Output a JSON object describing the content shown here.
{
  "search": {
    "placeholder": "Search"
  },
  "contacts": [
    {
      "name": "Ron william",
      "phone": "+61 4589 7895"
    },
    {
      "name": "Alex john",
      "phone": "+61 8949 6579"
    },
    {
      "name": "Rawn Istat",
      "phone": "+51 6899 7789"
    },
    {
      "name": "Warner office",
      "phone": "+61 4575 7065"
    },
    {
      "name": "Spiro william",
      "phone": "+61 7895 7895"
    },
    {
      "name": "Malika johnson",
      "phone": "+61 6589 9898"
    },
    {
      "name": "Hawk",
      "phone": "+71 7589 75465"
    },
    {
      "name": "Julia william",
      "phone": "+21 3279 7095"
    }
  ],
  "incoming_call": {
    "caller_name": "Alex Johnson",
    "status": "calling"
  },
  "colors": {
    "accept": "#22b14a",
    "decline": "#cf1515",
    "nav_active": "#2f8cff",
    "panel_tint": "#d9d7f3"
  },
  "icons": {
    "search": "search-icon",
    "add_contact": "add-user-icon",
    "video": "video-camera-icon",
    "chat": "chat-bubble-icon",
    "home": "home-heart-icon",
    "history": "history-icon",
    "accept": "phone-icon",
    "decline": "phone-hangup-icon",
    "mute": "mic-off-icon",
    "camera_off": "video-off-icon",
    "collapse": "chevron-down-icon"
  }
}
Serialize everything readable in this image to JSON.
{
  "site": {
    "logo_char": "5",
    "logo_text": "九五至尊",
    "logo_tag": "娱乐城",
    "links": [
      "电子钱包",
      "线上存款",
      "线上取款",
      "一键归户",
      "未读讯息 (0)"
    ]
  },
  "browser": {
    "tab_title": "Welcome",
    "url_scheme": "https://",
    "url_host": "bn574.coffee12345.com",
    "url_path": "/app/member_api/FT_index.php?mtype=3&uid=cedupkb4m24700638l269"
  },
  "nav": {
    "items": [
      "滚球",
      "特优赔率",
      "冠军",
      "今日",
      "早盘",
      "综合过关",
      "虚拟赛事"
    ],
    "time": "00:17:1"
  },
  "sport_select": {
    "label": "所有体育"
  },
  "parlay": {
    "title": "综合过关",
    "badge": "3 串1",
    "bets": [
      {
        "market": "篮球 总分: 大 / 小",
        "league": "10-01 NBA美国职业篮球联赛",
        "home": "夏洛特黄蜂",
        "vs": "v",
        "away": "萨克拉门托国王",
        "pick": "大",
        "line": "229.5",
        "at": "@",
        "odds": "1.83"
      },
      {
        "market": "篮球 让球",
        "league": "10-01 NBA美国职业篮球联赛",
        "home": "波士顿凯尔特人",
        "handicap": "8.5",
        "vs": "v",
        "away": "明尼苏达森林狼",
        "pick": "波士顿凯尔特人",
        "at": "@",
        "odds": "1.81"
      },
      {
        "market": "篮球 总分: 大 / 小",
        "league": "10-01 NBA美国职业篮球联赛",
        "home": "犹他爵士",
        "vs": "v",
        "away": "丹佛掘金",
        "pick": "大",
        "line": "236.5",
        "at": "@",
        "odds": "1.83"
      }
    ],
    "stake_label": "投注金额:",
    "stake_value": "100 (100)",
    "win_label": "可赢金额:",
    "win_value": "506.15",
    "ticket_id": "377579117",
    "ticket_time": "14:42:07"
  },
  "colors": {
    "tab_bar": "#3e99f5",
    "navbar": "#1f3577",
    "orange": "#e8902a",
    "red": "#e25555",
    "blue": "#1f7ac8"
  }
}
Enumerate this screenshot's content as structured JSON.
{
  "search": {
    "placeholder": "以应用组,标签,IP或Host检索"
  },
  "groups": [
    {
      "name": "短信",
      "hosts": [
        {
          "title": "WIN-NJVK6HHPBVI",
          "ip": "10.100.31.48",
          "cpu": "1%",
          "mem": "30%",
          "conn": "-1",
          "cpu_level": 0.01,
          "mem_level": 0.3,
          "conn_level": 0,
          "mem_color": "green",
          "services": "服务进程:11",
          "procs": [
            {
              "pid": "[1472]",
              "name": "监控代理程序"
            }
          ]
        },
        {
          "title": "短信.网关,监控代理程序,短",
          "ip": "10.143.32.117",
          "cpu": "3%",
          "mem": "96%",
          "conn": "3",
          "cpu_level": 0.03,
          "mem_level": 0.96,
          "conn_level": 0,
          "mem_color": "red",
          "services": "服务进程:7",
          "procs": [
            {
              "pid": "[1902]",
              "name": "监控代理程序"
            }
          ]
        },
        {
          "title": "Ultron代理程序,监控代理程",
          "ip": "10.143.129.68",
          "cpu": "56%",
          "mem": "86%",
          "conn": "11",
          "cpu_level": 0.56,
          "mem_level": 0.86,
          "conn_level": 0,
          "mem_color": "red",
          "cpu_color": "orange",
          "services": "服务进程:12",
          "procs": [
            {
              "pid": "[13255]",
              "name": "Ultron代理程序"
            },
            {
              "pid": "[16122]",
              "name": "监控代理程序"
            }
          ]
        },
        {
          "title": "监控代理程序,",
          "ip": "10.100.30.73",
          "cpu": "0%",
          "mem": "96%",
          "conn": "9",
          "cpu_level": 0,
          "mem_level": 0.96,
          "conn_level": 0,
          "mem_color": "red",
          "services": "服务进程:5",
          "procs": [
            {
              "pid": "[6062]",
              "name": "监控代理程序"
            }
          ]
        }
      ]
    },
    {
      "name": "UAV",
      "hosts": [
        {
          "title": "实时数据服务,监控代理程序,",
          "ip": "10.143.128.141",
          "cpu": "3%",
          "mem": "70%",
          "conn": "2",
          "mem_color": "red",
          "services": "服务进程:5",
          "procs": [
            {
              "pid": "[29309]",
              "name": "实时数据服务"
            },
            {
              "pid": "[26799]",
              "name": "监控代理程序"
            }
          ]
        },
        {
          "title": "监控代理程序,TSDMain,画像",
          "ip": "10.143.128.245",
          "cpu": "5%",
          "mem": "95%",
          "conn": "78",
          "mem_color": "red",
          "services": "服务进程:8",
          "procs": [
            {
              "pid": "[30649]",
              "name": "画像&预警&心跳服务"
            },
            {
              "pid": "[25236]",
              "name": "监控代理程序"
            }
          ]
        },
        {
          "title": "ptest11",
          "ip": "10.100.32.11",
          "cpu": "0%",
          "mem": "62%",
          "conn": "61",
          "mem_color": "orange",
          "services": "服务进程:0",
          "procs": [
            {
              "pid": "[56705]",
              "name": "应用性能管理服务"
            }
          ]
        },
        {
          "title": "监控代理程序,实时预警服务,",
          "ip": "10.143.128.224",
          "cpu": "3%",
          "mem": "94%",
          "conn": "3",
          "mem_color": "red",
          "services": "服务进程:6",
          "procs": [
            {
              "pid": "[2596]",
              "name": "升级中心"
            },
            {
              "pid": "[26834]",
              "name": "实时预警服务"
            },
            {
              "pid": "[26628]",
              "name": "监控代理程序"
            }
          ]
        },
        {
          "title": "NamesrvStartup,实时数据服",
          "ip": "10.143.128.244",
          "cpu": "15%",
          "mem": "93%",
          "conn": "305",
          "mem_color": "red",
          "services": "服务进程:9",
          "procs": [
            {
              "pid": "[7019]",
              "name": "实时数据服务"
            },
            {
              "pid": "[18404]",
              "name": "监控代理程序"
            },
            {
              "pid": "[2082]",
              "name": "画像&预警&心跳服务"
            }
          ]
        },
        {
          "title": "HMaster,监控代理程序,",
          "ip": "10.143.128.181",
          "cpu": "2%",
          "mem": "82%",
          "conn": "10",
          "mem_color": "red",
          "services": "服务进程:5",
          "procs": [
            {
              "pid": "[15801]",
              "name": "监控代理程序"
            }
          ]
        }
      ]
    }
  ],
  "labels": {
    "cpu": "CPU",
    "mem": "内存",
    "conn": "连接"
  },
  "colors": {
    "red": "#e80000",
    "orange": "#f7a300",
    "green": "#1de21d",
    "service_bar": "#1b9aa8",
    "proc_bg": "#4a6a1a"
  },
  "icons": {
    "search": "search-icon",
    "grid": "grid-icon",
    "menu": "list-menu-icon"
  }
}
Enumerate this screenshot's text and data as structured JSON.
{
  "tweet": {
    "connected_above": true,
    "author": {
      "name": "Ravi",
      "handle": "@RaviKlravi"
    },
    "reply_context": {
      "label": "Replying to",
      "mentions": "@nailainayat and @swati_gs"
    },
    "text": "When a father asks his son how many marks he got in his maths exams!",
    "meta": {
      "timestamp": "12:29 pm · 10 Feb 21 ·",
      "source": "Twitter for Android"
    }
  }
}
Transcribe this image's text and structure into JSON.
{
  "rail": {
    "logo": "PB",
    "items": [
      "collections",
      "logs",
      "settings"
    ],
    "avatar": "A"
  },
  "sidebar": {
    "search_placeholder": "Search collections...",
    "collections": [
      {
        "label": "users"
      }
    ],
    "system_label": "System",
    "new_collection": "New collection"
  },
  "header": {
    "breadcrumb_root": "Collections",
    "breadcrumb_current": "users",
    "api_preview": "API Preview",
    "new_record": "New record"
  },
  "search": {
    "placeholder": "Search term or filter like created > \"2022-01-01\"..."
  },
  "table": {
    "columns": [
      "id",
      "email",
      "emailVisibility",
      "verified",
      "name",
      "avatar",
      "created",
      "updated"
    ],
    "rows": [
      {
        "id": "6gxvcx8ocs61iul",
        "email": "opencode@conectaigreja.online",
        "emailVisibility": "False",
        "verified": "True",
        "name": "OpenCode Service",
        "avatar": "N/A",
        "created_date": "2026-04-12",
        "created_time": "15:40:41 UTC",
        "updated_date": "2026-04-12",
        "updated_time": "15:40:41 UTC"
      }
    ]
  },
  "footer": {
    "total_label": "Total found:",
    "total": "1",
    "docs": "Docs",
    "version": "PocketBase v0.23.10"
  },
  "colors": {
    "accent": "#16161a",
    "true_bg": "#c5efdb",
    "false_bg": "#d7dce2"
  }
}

● **DIRECTIONS**: Print exactly the lines above, starting at the line that contains "Enumerate this screenshot's text" and ending with the last line of the records, both included.

● **FINISHED TASK**:
Enumerate this screenshot's text and data as structured JSON.
{
  "tweet": {
    "connected_above": true,
    "author": {
      "name": "Ravi",
      "handle": "@RaviKlravi"
    },
    "reply_context": {
      "label": "Replying to",
      "mentions": "@nailainayat and @swati_gs"
    },
    "text": "When a father asks his son how many marks he got in his maths exams!",
    "meta": {
      "timestamp": "12:29 pm · 10 Feb 21 ·",
      "source": "Twitter for Android"
    }
  }
}
Transcribe this image's text and structure into JSON.
{
  "rail": {
    "logo": "PB",
    "items": [
      "collections",
      "logs",
      "settings"
    ],
    "avatar": "A"
  },
  "sidebar": {
    "search_placeholder": "Search collections...",
    "collections": [
      {
        "label": "users"
      }
    ],
    "system_label": "System",
    "new_collection": "New collection"
  },
  "header": {
    "breadcrumb_root": "Collections",
    "breadcrumb_current": "users",
    "api_preview": "API Preview",
    "new_record": "New record"
  },
  "search": {
    "placeholder": "Search term or filter like created > \"2022-01-01\"..."
  },
  "table": {
    "columns": [
      "id",
      "email",
      "emailVisibility",
      "verified",
      "name",
      "avatar",
      "created",
      "updated"
    ],
    "rows": [
      {
        "id": "6gxvcx8ocs61iul",
        "email": "opencode@conectaigreja.online",
        "emailVisibility": "False",
        "verified": "True",
        "name": "OpenCode Service",
        "avatar": "N/A",
        "created_date": "2026-04-12",
        "created_time": "15:40:41 UTC",
        "updated_date": "2026-04-12",
        "updated_time": "15:40:41 UTC"
      }
    ]
  },
  "footer": {
    "total_label": "Total found:",
    "total": "1",
    "docs": "Docs",
    "version": "PocketBase v0.23.10"
  },
  "colors": {
    "accent": "#16161a",
    "true_bg": "#c5efdb",
    "false_bg": "#d7dce2"
  }
}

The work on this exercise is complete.